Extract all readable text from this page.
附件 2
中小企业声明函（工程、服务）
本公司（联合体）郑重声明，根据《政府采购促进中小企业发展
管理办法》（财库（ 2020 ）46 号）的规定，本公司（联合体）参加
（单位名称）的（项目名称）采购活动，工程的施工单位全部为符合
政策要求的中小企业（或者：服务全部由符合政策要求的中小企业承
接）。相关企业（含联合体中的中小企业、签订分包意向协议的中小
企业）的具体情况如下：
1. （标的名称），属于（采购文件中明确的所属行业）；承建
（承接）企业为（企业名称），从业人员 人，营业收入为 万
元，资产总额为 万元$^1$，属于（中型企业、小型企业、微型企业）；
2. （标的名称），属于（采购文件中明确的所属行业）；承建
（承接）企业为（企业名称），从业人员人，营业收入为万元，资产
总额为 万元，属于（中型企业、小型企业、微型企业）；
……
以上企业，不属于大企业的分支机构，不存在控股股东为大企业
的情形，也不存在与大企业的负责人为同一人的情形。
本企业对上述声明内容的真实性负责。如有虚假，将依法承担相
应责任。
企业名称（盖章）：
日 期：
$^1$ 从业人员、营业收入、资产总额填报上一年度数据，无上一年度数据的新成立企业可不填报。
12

◇ ◇ ◇ ◇ ◇ ◇ ◇

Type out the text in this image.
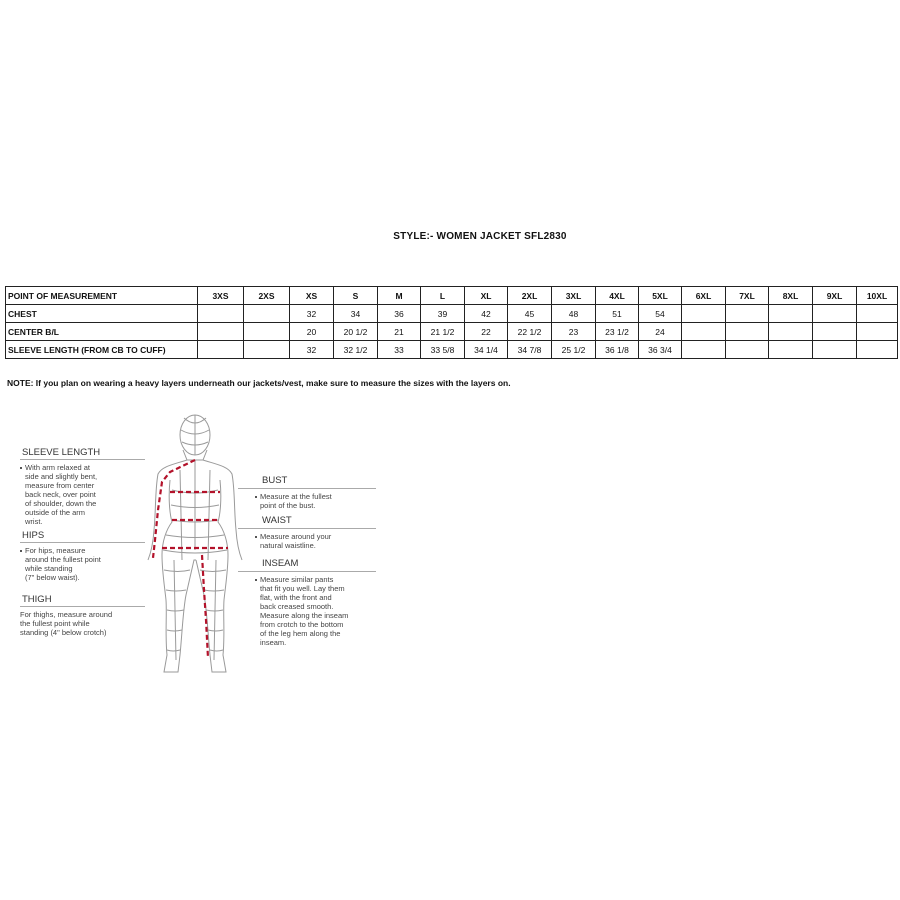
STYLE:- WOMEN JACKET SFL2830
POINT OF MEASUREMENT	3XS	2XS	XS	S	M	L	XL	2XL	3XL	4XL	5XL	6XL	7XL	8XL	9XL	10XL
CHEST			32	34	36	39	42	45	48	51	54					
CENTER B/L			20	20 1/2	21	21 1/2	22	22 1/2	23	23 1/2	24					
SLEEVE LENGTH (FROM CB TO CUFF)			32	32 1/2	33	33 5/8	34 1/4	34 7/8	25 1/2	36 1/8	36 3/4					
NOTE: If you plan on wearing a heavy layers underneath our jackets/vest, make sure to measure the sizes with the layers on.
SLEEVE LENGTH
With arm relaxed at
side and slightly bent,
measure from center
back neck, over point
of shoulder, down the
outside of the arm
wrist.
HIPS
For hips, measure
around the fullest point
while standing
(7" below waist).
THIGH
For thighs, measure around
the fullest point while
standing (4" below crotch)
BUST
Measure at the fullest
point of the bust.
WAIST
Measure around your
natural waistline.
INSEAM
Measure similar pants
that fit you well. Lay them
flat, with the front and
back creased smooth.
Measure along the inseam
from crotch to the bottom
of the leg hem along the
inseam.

◇ ◇ ◇ ◇ ◇ ◇ ◇

* [Task directions]
Filter the records, keeping only lines that contain "标的名称", and show those lines.

* [Response below]
1. （标的名称），属于（采购文件中明确的所属行业）；承建
2. （标的名称），属于（采购文件中明确的所属行业）；承建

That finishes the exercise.